EXTRACTED ENTRIES:
--*--
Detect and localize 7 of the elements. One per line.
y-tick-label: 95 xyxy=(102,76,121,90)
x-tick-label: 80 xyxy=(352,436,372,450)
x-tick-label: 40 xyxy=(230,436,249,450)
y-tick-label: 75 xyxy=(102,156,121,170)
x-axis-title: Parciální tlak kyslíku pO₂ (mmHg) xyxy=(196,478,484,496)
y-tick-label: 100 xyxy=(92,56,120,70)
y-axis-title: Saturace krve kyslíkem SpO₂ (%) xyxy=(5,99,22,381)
--*--
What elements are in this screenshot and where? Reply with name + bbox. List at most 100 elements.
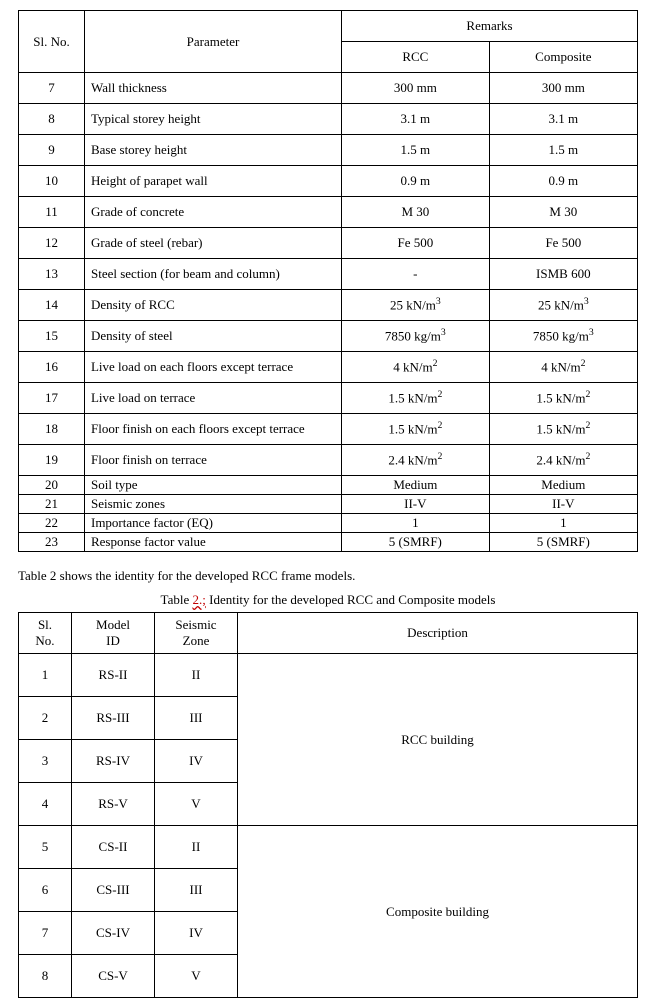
--*--
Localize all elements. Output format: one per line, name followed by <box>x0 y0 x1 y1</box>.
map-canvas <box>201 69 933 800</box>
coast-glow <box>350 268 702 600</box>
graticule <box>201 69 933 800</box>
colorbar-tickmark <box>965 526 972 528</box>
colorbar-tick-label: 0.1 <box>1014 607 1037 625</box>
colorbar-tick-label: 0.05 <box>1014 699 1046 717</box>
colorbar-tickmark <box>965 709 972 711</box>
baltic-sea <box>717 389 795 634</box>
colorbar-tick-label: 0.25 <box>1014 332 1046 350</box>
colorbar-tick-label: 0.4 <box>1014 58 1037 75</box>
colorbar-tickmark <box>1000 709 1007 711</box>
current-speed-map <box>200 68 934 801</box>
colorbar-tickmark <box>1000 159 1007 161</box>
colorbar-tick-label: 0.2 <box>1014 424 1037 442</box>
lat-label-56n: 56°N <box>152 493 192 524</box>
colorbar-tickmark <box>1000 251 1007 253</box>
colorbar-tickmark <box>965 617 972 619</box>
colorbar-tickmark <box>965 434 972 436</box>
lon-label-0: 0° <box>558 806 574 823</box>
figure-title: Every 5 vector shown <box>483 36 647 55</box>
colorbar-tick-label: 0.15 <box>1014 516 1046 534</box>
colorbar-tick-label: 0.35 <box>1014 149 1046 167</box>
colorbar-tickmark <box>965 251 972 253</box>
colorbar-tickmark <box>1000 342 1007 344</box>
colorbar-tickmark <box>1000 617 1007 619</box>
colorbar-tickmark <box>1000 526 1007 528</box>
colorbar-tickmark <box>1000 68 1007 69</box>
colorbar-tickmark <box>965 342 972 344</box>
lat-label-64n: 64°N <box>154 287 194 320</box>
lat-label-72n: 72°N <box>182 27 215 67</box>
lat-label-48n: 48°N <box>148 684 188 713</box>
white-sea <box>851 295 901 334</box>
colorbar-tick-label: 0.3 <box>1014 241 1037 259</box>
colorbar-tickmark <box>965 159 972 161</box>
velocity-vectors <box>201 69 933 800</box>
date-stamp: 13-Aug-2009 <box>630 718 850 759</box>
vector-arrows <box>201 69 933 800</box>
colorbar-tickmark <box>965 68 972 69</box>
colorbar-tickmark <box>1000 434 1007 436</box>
--*--
AIM: Reproduce the records above without any change, starting at the line that contains "Detect and localize" and ending at the line that contains "y-axis-title: Saturace krve".

REPLY TO THE TASK:
Detect and localize 7 of the elements. One per line.
y-tick-label: 95 xyxy=(102,76,121,90)
x-tick-label: 80 xyxy=(352,436,372,450)
x-tick-label: 40 xyxy=(230,436,249,450)
y-tick-label: 75 xyxy=(102,156,121,170)
x-axis-title: Parciální tlak kyslíku pO₂ (mmHg) xyxy=(196,478,484,496)
y-tick-label: 100 xyxy=(92,56,120,70)
y-axis-title: Saturace krve kyslíkem SpO₂ (%) xyxy=(5,99,22,381)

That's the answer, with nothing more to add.